Exercise aim: Find the string "accessibility" in the listing and report every line that has it.
* * * * * * *
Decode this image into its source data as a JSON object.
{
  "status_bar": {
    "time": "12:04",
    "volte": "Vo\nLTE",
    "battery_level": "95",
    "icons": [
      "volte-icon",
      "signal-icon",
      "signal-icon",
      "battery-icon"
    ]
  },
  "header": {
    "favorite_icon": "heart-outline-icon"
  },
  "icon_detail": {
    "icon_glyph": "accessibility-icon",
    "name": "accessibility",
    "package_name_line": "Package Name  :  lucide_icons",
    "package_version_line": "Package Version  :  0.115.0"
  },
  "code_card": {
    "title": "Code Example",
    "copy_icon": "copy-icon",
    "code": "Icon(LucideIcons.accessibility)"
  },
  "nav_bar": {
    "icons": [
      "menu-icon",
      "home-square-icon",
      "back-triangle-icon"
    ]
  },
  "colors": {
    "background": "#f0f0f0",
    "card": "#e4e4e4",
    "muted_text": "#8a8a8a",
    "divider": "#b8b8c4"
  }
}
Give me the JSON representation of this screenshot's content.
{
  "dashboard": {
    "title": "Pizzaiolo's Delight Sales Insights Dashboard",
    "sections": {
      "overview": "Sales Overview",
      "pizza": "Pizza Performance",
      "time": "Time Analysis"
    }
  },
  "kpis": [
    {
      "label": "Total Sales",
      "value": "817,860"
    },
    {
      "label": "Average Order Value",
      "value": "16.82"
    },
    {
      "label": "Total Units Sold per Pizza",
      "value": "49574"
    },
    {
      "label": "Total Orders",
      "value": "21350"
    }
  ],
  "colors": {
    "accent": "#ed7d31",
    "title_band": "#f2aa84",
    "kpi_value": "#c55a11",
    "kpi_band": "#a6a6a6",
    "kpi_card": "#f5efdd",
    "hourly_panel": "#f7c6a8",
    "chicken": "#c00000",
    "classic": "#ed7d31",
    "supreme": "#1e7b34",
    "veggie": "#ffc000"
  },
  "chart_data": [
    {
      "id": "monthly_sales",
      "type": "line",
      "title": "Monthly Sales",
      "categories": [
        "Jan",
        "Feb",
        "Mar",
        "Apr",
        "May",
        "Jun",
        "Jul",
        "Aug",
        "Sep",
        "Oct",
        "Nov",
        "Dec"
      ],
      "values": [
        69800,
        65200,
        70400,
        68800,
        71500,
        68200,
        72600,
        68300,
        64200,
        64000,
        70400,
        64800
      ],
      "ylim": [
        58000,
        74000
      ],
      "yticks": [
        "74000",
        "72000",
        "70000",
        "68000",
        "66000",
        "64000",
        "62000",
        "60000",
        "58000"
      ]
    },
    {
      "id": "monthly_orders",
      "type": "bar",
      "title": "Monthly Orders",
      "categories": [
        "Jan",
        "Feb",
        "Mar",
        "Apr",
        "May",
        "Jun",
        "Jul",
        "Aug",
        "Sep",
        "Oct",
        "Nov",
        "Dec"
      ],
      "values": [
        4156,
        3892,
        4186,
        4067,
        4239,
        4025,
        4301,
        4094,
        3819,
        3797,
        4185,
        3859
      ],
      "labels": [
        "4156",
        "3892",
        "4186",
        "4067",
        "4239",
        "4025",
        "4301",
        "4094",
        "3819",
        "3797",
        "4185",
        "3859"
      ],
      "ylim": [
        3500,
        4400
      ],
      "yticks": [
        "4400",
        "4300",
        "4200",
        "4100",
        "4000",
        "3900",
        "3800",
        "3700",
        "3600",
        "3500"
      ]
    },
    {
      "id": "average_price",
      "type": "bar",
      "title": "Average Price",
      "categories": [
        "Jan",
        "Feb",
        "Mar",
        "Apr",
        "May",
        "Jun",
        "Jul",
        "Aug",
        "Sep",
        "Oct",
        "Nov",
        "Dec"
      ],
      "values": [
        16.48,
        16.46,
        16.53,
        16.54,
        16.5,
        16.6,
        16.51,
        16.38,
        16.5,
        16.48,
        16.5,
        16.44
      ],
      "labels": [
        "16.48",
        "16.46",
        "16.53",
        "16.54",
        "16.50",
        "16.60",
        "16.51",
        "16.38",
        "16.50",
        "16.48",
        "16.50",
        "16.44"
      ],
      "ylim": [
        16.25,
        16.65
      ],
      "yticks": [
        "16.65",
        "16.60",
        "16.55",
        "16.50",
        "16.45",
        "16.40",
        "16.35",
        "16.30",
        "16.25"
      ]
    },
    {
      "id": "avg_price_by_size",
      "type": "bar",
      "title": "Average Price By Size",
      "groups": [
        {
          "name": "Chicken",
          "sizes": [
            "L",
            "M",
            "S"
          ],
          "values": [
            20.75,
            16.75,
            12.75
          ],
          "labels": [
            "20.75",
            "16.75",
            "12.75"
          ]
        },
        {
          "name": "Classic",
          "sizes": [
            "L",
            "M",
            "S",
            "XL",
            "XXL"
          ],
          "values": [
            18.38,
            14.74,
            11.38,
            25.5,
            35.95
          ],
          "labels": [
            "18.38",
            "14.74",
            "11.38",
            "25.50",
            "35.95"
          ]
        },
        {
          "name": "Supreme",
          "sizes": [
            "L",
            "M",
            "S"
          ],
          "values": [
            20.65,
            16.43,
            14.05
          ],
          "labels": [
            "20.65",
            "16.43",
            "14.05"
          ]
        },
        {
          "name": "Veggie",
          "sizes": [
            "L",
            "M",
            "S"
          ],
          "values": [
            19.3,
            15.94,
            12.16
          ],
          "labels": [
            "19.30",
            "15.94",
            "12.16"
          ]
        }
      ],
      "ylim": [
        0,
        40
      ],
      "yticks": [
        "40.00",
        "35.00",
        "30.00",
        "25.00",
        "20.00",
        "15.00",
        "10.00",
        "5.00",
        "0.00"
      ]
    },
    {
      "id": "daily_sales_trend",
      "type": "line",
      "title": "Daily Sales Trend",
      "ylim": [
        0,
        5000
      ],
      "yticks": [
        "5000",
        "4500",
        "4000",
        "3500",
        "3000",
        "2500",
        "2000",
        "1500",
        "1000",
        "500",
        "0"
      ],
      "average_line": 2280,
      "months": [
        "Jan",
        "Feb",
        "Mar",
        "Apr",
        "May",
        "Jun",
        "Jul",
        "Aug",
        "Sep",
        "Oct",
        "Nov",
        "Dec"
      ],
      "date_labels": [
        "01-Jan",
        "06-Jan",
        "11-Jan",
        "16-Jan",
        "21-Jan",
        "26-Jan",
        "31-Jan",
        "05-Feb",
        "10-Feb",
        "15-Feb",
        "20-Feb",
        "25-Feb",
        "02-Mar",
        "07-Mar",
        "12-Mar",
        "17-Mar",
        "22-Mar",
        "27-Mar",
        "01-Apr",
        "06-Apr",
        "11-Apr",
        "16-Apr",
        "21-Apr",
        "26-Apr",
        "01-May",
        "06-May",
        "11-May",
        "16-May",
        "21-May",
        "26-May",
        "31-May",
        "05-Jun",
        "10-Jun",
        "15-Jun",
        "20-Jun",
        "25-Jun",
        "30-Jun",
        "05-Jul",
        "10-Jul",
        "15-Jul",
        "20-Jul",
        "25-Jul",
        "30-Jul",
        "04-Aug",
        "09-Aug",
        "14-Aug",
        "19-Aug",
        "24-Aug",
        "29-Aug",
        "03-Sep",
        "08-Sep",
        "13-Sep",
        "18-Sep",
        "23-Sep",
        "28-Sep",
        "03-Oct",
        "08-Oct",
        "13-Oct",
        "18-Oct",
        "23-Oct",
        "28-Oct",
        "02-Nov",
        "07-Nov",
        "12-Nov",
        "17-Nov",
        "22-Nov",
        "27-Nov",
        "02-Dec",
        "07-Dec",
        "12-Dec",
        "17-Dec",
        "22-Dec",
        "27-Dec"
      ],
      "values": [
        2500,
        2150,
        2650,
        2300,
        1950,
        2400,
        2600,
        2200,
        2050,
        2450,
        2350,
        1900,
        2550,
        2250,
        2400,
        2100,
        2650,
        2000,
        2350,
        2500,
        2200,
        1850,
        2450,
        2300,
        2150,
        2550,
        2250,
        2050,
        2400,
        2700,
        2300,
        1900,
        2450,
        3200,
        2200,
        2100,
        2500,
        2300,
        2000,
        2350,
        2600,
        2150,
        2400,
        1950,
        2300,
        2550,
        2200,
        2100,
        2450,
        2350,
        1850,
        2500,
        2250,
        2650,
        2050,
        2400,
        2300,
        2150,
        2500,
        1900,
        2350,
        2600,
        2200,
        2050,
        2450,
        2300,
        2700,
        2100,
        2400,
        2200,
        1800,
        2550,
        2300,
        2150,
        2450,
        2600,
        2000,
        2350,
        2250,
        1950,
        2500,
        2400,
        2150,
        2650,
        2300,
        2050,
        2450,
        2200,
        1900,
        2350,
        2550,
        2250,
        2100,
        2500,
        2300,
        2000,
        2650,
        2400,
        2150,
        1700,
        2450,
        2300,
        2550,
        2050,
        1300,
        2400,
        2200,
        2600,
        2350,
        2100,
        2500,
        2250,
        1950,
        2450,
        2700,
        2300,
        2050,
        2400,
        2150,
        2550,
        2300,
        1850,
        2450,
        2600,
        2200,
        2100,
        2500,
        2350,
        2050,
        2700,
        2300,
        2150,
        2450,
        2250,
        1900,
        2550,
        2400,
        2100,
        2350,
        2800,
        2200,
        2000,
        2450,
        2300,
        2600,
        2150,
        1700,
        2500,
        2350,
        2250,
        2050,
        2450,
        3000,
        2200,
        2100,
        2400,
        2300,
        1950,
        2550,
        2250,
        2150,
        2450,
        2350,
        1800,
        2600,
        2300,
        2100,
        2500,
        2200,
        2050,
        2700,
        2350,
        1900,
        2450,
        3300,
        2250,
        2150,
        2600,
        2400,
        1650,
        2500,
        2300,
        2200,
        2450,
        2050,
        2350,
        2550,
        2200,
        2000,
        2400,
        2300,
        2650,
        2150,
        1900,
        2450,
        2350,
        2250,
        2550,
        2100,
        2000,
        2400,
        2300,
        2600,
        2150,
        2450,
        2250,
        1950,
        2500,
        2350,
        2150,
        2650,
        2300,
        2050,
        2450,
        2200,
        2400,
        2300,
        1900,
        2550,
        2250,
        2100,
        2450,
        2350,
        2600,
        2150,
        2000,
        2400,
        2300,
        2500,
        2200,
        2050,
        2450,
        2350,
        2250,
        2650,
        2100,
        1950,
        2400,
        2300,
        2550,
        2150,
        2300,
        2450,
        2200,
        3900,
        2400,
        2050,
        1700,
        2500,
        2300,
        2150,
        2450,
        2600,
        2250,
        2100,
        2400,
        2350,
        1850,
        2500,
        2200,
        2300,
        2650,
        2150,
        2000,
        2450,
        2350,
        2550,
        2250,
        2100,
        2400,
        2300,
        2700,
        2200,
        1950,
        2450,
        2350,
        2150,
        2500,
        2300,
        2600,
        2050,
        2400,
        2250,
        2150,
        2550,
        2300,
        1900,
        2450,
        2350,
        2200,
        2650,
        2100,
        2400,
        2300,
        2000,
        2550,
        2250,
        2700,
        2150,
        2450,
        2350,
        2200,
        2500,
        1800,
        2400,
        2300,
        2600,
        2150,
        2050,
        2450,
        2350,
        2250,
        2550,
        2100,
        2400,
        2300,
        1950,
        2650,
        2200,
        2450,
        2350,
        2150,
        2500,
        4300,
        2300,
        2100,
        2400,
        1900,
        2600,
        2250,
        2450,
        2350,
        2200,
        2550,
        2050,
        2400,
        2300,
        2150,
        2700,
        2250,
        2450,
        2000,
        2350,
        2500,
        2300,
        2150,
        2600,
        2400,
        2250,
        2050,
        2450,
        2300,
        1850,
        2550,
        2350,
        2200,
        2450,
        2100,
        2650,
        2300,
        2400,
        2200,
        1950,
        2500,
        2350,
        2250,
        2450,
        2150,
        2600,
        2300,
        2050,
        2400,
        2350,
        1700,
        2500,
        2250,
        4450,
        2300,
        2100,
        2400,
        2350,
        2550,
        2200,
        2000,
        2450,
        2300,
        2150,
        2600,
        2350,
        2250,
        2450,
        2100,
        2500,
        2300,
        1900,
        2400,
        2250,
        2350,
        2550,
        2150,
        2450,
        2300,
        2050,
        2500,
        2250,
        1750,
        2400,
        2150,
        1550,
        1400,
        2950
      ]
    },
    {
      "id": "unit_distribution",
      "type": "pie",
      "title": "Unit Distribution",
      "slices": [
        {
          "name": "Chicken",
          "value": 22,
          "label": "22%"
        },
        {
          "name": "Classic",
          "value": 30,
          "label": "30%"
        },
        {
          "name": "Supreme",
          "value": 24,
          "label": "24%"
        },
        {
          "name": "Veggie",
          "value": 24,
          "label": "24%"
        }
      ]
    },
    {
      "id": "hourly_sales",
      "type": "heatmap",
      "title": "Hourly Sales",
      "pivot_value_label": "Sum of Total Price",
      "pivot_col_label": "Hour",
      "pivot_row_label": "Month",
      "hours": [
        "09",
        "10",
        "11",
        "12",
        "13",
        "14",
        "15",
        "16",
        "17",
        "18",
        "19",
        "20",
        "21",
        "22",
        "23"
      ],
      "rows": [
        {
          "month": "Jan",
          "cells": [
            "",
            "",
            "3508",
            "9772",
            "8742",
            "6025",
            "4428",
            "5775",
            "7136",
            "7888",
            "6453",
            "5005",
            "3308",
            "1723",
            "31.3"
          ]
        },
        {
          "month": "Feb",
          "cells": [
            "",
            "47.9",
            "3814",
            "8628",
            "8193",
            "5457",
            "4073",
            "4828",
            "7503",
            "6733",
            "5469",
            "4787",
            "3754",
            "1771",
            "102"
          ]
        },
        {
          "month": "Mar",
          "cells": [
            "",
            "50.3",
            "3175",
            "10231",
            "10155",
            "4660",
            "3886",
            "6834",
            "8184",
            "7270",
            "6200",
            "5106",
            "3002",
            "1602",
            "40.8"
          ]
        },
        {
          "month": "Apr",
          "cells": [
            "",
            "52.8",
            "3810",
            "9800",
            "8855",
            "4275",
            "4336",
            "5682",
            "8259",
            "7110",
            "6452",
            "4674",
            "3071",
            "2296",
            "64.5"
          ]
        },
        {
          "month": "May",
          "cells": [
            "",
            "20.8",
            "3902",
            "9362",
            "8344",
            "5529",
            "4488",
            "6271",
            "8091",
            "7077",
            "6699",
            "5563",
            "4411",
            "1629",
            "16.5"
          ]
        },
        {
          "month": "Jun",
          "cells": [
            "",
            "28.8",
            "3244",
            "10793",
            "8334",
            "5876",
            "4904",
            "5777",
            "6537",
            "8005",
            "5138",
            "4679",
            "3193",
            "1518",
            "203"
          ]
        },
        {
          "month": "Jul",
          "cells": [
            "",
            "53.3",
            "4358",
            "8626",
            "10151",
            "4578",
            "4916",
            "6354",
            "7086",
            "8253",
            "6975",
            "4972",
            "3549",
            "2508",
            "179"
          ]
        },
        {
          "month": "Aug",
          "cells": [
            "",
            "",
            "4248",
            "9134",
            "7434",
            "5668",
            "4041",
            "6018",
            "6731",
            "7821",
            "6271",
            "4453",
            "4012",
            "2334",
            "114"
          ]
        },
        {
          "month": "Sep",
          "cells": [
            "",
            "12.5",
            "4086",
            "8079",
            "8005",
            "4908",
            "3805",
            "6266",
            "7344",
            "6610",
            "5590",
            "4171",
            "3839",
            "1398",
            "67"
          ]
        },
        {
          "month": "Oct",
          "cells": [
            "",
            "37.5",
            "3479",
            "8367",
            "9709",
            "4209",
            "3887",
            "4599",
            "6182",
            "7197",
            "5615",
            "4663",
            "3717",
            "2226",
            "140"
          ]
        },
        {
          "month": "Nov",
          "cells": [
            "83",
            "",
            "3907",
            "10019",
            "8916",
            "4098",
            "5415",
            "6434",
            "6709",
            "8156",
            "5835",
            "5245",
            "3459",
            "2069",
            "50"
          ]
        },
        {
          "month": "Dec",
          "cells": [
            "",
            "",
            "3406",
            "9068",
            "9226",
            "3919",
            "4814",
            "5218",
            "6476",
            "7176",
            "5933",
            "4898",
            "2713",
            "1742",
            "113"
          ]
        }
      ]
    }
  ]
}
* * * * * * *
Answer for the task:
    "icon_glyph": "accessibility-icon",
    "name": "accessibility",
    "code": "Icon(LucideIcons.accessibility)"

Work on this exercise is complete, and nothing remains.